Short task:
Pick out all lines of the entries that include the word "Black" and copy them.

Record list:
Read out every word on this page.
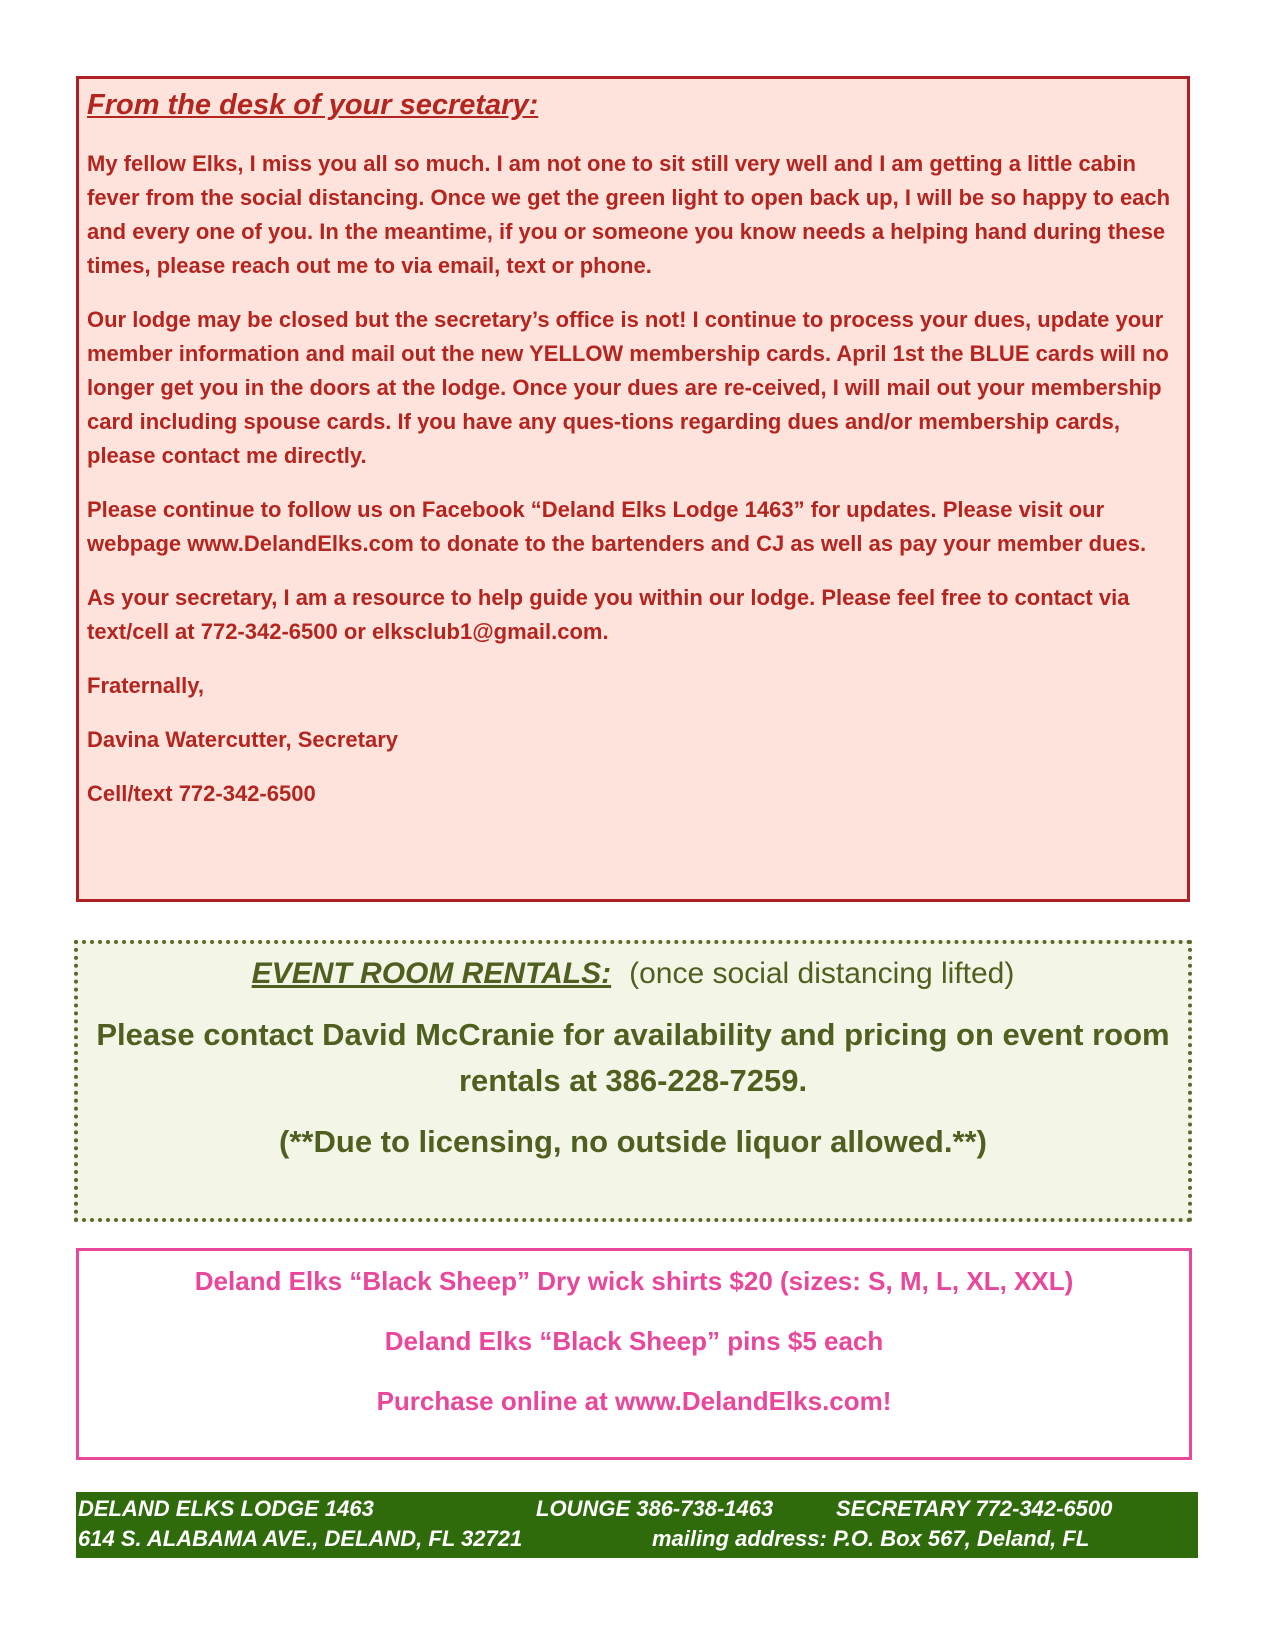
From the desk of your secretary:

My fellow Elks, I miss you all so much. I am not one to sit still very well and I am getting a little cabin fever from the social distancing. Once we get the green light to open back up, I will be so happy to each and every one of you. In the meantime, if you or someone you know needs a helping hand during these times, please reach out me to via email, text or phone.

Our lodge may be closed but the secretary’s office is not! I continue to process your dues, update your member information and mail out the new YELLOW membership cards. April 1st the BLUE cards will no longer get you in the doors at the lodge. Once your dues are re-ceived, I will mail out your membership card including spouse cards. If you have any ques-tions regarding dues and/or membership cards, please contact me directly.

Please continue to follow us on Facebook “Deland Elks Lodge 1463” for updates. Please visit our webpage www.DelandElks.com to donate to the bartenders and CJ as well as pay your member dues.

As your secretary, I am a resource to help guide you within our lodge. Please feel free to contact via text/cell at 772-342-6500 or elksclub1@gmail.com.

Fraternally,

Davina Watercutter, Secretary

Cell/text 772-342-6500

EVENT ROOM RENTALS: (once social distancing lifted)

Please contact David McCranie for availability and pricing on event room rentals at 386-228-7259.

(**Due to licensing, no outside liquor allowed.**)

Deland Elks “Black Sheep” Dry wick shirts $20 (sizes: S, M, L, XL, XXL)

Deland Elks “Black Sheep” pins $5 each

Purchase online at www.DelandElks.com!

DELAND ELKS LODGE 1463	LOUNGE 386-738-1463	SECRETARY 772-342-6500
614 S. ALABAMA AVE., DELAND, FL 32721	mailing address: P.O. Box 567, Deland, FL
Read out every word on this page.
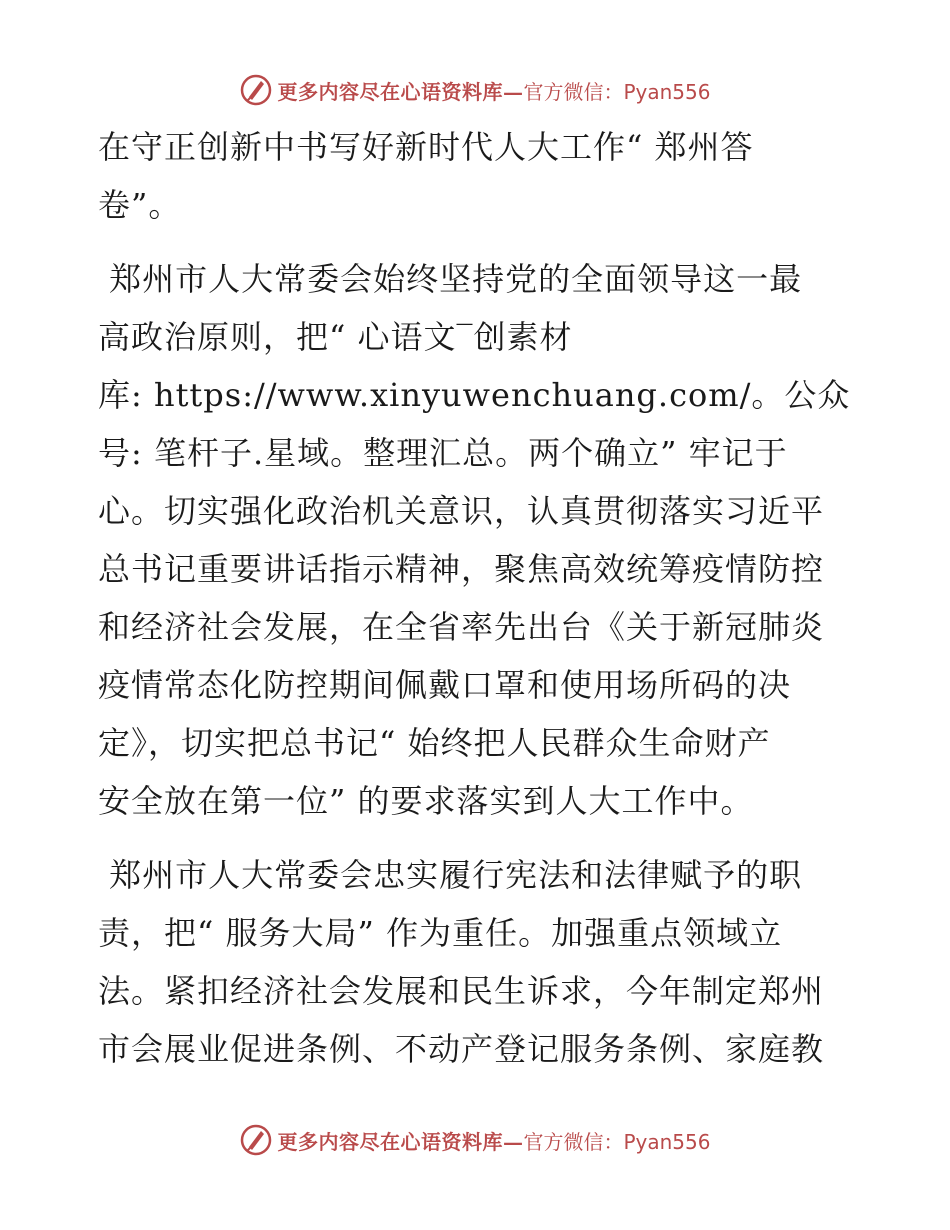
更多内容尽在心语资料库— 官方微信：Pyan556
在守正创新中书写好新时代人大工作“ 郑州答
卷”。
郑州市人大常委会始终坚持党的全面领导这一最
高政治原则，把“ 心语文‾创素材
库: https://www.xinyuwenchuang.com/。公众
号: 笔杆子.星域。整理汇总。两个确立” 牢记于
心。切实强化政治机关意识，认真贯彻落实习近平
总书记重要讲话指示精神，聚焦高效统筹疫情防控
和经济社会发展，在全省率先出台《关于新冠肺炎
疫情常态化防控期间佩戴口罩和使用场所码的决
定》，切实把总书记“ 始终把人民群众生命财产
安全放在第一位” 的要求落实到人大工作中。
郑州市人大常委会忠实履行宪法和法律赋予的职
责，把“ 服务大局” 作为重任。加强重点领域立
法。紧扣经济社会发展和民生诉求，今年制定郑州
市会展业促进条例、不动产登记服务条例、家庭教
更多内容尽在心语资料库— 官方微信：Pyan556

Completed task:
Deland Elks “Black Sheep” Dry wick shirts $20 (sizes: S, M, L, XL, XXL)
Deland Elks “Black Sheep” pins $5 each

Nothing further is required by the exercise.